■ EXTRAIT DU TEXTE:
——————
La deuxième partie de la nuit est la plus dure, l'envie de dormir étreint le hamster fatigué, son regard est glauque, sa conversation rare, ses intestins en bataille et sa tête embrumée. Il rêve éveillé et voit partout des Chinois faisant des selfies devant la Dame de Fer, des fêtards danser autour d'un bus, des Africains vendeurs de Tour Eiffel miniatures et un type venu d'on ne sait où attendre on ne sait qui sur le même banc vêtu d'un costard et pourvu d'une simple valise. Le Hamster sait alors qu'il hallucine car comment imaginer qu'un homme qu'il vienne de Syrie ou d'Irak puisse passer le jour et la nuit sur le même banc face aux fêtards, aux limousines et aux Ferrari ; comment imaginer une telle détresse face à la Tour Eiffel ?
——————
■ LISTE:
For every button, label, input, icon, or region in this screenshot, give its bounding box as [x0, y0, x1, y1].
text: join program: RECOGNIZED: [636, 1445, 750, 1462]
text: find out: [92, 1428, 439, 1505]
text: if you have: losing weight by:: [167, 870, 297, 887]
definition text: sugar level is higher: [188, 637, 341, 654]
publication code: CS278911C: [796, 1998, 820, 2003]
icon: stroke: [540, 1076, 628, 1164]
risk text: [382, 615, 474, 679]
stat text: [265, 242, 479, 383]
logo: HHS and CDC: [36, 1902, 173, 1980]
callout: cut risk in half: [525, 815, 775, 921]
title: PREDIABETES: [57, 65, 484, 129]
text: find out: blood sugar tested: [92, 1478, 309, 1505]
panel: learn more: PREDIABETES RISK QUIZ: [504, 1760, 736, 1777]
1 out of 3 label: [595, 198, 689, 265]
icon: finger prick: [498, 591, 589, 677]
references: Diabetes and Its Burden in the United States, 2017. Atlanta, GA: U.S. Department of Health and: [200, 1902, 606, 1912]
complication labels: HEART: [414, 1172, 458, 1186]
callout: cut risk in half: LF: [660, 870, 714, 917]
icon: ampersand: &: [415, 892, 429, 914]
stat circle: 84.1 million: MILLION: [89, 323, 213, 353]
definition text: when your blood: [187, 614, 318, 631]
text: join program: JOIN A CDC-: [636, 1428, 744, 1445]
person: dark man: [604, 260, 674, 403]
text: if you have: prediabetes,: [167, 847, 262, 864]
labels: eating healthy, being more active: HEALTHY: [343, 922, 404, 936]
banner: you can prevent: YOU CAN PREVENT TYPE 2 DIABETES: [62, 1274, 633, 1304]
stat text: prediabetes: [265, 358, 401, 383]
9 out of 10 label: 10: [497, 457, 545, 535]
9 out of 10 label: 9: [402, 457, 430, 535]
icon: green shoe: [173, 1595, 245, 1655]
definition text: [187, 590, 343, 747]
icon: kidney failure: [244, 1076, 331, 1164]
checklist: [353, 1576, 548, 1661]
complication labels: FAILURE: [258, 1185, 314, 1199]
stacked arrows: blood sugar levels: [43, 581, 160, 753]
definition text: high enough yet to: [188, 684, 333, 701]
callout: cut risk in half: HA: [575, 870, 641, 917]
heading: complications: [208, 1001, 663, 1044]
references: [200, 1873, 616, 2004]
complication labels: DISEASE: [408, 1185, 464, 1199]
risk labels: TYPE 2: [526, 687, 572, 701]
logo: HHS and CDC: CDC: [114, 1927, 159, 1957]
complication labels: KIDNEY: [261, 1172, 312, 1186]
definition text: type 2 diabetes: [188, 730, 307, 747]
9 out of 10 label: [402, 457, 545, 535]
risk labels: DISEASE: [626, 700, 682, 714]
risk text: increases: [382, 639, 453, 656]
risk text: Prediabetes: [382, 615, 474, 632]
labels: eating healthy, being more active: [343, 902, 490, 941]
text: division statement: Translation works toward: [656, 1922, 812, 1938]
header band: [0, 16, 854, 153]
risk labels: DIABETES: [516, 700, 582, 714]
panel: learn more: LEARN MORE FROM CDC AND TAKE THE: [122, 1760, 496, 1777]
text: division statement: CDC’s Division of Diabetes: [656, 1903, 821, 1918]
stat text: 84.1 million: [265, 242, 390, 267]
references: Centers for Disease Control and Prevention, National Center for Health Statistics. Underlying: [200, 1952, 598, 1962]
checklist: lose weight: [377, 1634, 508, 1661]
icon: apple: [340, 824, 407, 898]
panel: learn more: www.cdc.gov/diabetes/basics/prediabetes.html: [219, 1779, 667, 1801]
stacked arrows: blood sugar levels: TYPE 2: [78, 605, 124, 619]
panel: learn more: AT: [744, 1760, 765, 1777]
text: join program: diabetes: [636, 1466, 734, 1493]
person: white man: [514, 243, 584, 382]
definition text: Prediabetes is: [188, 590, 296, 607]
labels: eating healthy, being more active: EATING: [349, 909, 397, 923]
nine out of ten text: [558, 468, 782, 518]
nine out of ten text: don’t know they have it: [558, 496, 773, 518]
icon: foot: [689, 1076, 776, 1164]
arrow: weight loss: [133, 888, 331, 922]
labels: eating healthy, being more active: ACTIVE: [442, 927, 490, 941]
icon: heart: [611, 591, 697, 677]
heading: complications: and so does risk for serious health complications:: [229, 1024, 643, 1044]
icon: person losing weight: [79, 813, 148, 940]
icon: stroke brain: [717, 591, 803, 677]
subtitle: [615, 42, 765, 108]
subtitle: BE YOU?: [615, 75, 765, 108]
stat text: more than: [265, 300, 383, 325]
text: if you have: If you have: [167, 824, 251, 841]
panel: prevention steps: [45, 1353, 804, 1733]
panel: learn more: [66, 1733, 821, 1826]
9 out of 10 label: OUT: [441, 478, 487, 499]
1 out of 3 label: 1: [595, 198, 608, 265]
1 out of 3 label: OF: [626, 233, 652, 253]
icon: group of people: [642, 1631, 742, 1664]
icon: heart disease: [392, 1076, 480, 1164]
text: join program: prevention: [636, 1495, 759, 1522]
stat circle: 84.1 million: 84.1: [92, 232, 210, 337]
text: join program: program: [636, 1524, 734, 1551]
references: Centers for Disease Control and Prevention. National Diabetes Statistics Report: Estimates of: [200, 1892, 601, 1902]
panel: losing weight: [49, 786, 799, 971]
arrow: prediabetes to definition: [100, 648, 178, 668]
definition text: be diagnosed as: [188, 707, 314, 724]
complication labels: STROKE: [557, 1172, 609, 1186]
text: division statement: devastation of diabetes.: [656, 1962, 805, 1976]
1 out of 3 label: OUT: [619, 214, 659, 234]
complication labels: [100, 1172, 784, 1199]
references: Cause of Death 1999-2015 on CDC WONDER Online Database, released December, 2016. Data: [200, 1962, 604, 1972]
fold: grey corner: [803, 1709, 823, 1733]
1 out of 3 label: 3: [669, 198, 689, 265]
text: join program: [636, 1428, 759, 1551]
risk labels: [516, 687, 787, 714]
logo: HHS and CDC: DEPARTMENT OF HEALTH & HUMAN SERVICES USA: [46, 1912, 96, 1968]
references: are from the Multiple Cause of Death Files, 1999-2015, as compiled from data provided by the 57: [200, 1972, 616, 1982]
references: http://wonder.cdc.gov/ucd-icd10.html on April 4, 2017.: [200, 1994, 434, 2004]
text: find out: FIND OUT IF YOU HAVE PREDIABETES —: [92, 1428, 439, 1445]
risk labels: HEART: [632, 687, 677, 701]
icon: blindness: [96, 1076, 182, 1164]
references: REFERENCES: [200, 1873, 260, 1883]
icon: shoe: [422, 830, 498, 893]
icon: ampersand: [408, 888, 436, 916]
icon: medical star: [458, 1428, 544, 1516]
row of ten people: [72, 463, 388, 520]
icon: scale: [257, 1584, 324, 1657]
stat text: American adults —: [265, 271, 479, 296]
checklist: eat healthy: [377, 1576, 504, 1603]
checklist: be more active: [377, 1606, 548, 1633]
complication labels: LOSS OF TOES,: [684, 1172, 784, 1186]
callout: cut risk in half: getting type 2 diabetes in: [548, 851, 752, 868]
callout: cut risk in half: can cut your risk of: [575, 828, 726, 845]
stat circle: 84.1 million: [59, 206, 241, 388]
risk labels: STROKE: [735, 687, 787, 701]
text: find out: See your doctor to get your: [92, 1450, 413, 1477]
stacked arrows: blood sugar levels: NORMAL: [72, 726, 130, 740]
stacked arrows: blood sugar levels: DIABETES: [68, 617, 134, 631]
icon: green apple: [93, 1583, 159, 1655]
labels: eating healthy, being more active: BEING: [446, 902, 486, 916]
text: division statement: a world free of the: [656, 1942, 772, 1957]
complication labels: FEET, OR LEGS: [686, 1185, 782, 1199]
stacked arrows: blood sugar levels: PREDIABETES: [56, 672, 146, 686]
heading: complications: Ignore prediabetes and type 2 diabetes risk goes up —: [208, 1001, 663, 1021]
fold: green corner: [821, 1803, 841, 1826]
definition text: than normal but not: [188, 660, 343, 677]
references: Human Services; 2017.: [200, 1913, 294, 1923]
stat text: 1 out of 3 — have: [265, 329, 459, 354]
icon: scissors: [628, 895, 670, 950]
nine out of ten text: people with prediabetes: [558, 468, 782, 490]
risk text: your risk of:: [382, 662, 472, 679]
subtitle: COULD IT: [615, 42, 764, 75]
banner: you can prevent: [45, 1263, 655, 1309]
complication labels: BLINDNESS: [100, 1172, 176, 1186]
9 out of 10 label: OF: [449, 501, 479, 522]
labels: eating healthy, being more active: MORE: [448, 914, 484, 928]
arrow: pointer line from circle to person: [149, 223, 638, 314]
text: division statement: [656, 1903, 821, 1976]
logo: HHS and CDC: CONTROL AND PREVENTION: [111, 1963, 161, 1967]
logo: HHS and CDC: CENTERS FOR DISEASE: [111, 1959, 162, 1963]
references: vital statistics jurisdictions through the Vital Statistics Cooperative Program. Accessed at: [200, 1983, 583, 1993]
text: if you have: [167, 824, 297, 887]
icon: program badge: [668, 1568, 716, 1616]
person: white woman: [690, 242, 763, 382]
——————
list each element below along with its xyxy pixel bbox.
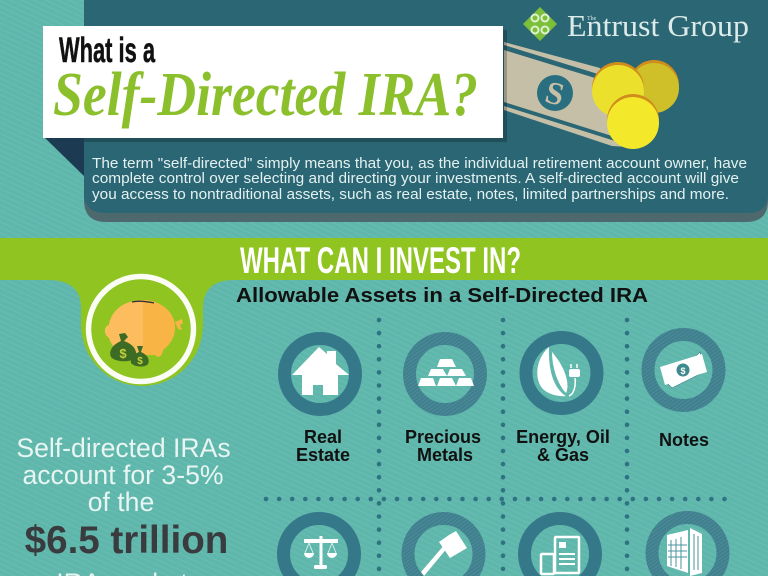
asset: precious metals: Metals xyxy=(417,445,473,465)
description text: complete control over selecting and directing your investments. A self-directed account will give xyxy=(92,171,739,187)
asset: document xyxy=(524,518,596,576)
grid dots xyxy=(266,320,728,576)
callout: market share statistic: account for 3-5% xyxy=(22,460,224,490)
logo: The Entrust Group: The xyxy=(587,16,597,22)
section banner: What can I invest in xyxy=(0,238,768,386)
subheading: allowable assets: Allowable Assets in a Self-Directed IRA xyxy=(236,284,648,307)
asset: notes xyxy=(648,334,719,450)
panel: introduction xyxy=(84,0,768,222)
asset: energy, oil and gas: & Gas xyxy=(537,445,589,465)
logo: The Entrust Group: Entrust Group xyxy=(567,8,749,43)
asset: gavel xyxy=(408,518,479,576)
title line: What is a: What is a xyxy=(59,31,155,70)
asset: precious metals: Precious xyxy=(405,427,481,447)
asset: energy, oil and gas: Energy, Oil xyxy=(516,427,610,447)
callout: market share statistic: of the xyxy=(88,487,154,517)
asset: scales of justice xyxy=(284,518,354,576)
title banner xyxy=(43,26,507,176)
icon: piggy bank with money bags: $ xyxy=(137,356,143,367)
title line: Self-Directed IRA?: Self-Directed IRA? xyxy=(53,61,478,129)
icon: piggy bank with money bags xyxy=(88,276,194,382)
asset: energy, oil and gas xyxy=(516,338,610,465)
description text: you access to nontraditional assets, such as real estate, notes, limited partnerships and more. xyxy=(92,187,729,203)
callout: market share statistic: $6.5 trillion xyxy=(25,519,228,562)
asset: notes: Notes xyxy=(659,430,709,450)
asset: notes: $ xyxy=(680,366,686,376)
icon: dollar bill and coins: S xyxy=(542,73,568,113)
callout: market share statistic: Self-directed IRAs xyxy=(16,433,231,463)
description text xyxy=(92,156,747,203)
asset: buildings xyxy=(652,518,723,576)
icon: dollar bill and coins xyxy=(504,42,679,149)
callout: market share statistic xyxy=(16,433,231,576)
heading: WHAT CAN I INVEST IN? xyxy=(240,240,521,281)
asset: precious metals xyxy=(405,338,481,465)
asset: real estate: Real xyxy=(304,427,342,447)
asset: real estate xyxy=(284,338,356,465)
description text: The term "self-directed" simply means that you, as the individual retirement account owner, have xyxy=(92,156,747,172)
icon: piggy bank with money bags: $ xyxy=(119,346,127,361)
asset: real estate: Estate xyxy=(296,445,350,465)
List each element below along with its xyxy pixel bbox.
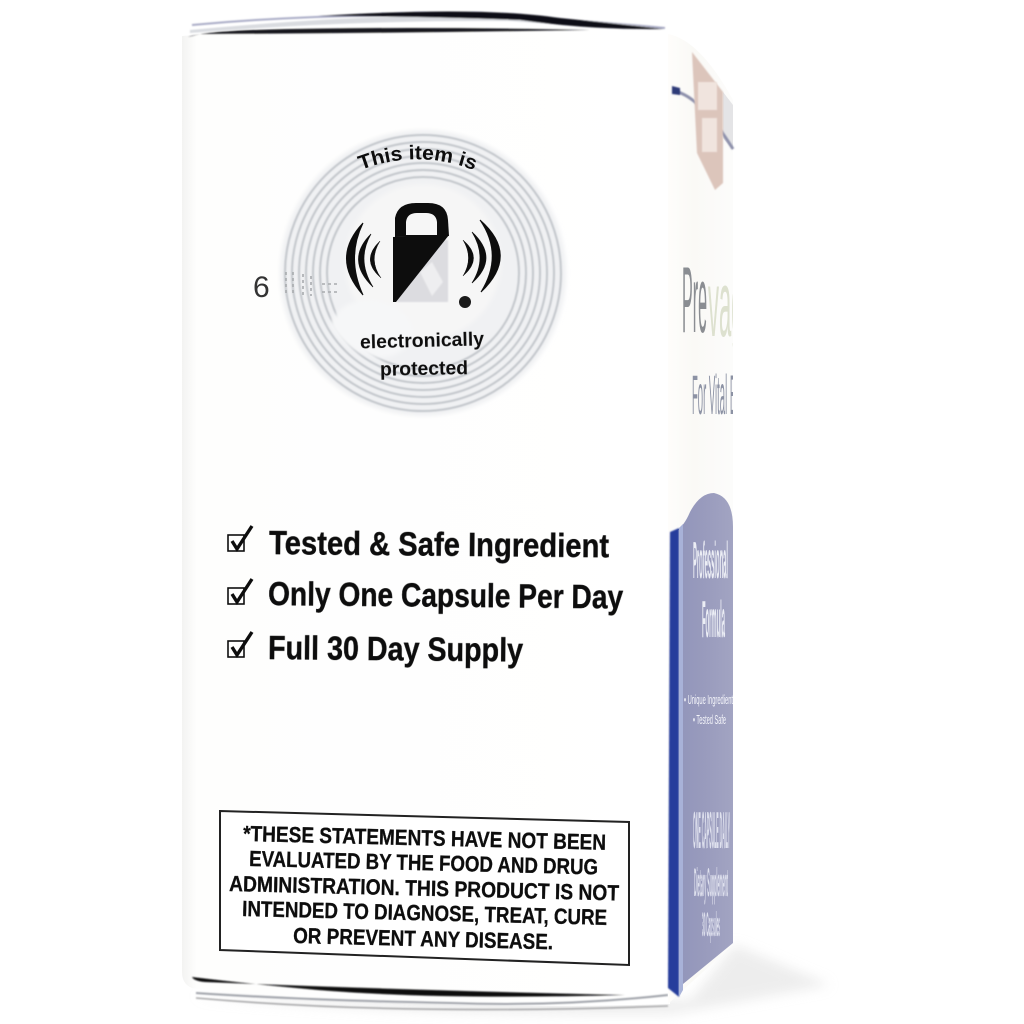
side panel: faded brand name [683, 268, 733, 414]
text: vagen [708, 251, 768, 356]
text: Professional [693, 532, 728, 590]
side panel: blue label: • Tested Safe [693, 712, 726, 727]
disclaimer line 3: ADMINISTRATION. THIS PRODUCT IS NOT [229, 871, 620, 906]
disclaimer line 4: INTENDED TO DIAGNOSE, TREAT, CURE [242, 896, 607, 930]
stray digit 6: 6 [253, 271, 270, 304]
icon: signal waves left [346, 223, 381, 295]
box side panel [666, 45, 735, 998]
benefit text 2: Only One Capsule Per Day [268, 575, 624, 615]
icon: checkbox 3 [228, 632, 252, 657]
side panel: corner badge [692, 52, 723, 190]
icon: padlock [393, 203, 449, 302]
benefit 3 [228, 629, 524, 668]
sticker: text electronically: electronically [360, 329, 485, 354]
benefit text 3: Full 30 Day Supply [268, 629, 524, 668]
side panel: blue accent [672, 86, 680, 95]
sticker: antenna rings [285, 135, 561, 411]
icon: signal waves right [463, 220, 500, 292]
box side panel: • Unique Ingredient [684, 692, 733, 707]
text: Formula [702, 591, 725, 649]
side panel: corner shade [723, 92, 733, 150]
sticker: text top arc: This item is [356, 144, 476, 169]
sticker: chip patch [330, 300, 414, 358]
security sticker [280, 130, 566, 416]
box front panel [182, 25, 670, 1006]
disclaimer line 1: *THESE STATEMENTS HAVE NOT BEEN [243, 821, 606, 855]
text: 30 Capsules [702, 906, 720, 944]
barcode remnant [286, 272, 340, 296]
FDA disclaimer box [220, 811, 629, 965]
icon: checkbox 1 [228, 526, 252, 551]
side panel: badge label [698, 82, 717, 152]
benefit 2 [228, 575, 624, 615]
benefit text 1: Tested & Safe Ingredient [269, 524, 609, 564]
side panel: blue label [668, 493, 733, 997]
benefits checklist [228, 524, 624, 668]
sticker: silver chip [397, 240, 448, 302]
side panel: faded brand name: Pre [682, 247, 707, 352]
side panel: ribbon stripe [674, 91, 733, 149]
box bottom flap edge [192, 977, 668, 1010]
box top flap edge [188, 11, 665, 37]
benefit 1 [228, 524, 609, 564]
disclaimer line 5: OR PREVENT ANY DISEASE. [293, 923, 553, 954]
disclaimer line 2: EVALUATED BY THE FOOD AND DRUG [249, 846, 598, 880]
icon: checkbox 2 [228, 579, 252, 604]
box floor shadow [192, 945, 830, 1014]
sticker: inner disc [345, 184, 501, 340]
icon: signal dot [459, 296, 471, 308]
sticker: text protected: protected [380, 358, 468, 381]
——————
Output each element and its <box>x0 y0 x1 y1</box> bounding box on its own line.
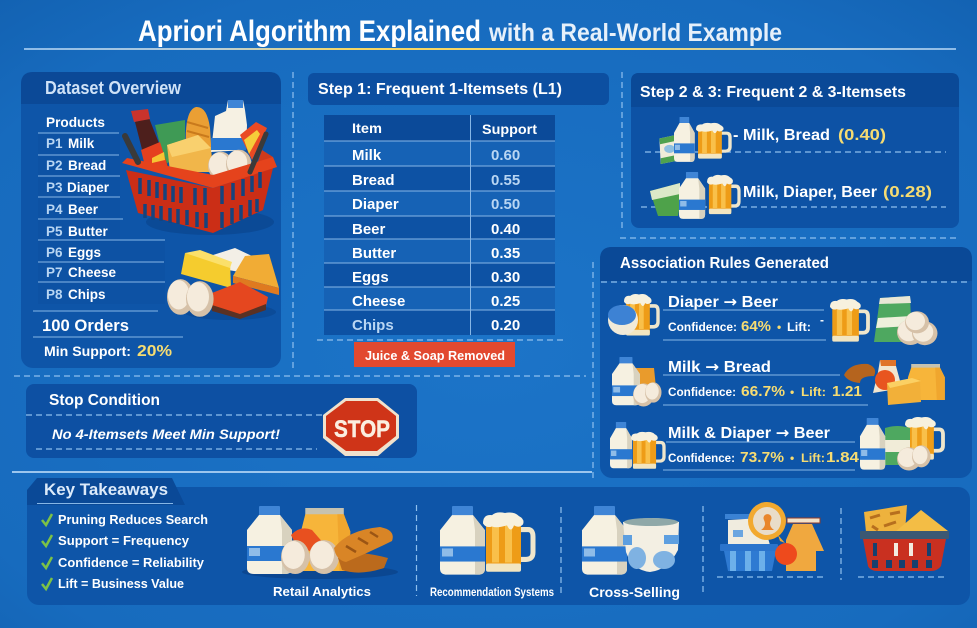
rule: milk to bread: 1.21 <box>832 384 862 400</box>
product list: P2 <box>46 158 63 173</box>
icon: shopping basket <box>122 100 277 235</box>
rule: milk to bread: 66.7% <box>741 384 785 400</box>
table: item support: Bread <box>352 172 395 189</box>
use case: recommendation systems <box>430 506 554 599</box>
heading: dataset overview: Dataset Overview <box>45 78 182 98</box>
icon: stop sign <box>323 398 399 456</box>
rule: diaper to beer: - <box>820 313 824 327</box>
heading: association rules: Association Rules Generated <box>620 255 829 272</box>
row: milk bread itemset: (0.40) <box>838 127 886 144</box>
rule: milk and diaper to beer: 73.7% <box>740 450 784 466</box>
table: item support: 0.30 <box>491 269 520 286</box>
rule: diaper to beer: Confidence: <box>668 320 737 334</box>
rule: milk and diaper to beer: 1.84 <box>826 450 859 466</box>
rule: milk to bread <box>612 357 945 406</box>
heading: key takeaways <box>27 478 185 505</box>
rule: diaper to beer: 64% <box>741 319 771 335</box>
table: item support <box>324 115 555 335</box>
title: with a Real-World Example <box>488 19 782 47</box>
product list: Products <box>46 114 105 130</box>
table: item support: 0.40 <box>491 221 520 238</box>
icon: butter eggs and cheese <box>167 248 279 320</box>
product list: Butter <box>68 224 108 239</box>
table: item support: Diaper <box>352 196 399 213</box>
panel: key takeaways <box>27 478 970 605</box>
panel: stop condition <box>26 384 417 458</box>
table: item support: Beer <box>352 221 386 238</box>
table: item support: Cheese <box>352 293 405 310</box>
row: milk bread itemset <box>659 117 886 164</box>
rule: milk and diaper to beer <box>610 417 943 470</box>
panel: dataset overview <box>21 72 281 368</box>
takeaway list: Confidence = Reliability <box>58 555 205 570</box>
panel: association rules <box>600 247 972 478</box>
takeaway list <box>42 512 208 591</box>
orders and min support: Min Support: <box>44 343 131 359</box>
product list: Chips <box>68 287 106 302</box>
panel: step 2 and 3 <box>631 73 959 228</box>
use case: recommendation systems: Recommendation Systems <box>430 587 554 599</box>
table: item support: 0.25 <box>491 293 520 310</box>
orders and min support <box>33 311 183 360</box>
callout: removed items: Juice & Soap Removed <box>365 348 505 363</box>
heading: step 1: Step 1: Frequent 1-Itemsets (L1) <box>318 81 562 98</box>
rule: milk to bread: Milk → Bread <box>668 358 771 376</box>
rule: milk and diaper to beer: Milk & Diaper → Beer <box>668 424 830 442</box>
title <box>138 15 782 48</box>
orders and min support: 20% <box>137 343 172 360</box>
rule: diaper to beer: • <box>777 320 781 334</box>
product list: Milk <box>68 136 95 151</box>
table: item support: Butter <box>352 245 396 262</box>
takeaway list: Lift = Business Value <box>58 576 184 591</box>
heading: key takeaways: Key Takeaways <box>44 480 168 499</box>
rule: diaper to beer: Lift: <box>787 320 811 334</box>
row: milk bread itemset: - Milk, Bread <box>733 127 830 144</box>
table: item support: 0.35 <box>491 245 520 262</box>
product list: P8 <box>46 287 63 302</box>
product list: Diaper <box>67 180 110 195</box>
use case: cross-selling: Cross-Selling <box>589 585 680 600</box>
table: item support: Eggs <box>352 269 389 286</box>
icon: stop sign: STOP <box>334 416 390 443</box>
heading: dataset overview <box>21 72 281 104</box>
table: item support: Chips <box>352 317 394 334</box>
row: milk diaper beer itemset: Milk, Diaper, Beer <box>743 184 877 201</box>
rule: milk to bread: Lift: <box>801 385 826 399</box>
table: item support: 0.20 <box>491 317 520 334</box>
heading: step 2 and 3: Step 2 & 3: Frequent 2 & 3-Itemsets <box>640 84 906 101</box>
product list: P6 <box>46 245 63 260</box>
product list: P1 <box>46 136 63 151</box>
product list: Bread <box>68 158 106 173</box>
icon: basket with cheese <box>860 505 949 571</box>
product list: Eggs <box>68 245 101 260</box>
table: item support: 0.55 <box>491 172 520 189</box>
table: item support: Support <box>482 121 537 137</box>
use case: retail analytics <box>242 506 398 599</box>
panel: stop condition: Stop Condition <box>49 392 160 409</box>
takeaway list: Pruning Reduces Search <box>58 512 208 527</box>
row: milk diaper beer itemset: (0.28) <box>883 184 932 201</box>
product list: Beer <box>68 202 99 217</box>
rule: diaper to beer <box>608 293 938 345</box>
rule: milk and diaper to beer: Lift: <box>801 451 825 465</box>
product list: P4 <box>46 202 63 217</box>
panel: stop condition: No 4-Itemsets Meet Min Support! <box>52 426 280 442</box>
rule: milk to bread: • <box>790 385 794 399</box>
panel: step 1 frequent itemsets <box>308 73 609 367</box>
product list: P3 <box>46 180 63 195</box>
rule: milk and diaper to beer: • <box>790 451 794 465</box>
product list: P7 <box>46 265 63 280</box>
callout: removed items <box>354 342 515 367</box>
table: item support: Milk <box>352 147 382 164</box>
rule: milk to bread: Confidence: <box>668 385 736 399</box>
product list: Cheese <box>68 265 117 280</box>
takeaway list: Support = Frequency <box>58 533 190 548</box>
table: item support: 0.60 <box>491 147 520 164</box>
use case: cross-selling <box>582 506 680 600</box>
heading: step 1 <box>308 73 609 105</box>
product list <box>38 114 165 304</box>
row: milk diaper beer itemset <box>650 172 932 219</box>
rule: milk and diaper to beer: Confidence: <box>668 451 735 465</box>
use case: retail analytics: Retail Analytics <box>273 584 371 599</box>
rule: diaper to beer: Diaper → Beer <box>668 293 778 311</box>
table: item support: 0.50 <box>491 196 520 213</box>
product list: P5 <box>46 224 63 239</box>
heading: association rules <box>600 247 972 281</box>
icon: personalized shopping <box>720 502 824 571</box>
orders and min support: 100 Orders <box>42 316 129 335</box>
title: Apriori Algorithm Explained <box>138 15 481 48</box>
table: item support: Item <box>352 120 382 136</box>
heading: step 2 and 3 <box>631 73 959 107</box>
——————
■ ACTIONS DEMANDÉES:
A. Recopiez mot pour mot le passage du texte sur la nuit du Hamster, de « La deuxième partie » à « Tour Eiffel ? ».
B. Rédigez la suite du texte sur la nuit du Hamster au pied de la Tour Eiffel, à partir de sa dernière phrase.

■ RÉPONSES AUX CONSIGNES:
A.
La deuxième partie de la nuit est la plus dure, l'envie de dormir étreint le hamster fatigué, son regard est glauque, sa conversation rare, ses intestins en bataille et sa tête embrumée. Il rêve éveillé et voit partout des Chinois faisant des selfies devant la Dame de Fer, des fêtards danser autour d'un bus, des Africains vendeurs de Tour Eiffel miniatures et un type venu d'on ne sait où attendre on ne sait qui sur le même banc vêtu d'un costard et pourvu d'une simple valise. Le Hamster sait alors qu'il hallucine car comment imaginer qu'un homme qu'il vienne de Syrie ou d'Irak puisse passer le jour et la nuit sur le même banc face aux fêtards, aux limousines et aux Ferrari ; comment imaginer une telle détresse face à la Tour Eiffel ?

B.
La nuit s'enfonce dans la nuit et les Chinois disparaissent, les fêtards s'évanouissent, les Ferrari tournent, elles (arf !). Seul le type en costard reste assis sur son banc. J'ai des sacrés coups de moins bien et je dois me faire violence pour rester à la hauteur de mon épouse qui passe les 70 puis atteint les 80km. "Allez Josette, on se le fait ce double marathon : 84,4km et on s'arrête."

François, Mustang, Josette, Annick

Le double marathon est atteint dans la matinée. Gros arrêt thé citron. Que faire ? On est un peu tapé... Et si nous nous reposions dans la tente réservée aux coureurs du 24H ? Hou, cinq lits pour une centaine de concurrents, le luxe ! Nous nous couchons tête-bêche sur le seul lit disponible. Au bout de trois quarts d'heure, nous sommes pris par le froid. Les machines tournent à vide, le carbu manque grave... Que faire ? Nous mettons une couche supplémentaire de vêtements et nous repartons crânement histoire de nous réchauffer.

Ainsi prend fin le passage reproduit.